**SHORT EXERCISE**
All of the material below is to be returned exactly.

**MATERIAL PROVIDED**
--------------------------------------------------
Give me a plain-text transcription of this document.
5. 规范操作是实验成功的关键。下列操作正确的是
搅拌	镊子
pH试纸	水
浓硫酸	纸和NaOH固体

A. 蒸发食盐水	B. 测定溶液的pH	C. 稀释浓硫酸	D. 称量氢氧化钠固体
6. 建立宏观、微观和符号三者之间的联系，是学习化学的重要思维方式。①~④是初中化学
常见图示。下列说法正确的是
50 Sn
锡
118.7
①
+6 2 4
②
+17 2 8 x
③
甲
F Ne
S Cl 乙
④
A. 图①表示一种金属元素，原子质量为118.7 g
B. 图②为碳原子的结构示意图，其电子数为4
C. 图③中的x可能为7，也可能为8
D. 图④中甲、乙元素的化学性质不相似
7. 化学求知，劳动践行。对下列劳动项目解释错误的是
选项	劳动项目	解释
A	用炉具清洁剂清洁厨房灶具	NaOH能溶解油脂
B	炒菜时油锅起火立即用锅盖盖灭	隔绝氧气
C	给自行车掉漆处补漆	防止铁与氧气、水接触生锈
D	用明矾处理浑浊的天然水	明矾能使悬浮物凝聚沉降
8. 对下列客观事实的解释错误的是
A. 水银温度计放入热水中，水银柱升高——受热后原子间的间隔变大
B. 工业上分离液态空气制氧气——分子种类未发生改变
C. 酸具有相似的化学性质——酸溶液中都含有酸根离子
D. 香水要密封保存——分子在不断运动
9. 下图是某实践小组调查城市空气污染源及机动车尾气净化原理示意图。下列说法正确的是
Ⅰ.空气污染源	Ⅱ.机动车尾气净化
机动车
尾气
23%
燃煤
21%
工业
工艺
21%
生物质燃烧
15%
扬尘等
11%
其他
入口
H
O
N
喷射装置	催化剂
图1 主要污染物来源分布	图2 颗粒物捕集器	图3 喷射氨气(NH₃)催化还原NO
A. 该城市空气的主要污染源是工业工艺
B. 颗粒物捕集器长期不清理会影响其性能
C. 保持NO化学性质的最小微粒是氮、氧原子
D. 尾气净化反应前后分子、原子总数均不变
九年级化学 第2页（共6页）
--------------------------------------------------
**SOLUTION**
Give me a plain-text transcription of this document.
5. 规范操作是实验成功的关键。下列操作正确的是
搅拌	镊子
pH试纸	水
浓硫酸	纸和NaOH固体

A. 蒸发食盐水	B. 测定溶液的pH	C. 稀释浓硫酸	D. 称量氢氧化钠固体
6. 建立宏观、微观和符号三者之间的联系，是学习化学的重要思维方式。①~④是初中化学
常见图示。下列说法正确的是
50 Sn
锡
118.7
①
+6 2 4
②
+17 2 8 x
③
甲
F Ne
S Cl 乙
④
A. 图①表示一种金属元素，原子质量为118.7 g
B. 图②为碳原子的结构示意图，其电子数为4
C. 图③中的x可能为7，也可能为8
D. 图④中甲、乙元素的化学性质不相似
7. 化学求知，劳动践行。对下列劳动项目解释错误的是
选项	劳动项目	解释
A	用炉具清洁剂清洁厨房灶具	NaOH能溶解油脂
B	炒菜时油锅起火立即用锅盖盖灭	隔绝氧气
C	给自行车掉漆处补漆	防止铁与氧气、水接触生锈
D	用明矾处理浑浊的天然水	明矾能使悬浮物凝聚沉降
8. 对下列客观事实的解释错误的是
A. 水银温度计放入热水中，水银柱升高——受热后原子间的间隔变大
B. 工业上分离液态空气制氧气——分子种类未发生改变
C. 酸具有相似的化学性质——酸溶液中都含有酸根离子
D. 香水要密封保存——分子在不断运动
9. 下图是某实践小组调查城市空气污染源及机动车尾气净化原理示意图。下列说法正确的是
Ⅰ.空气污染源	Ⅱ.机动车尾气净化
机动车
尾气
23%
燃煤
21%
工业
工艺
21%
生物质燃烧
15%
扬尘等
11%
其他
入口
H
O
N
喷射装置	催化剂
图1 主要污染物来源分布	图2 颗粒物捕集器	图3 喷射氨气(NH₃)催化还原NO
A. 该城市空气的主要污染源是工业工艺
B. 颗粒物捕集器长期不清理会影响其性能
C. 保持NO化学性质的最小微粒是氮、氧原子
D. 尾气净化反应前后分子、原子总数均不变
九年级化学 第2页（共6页）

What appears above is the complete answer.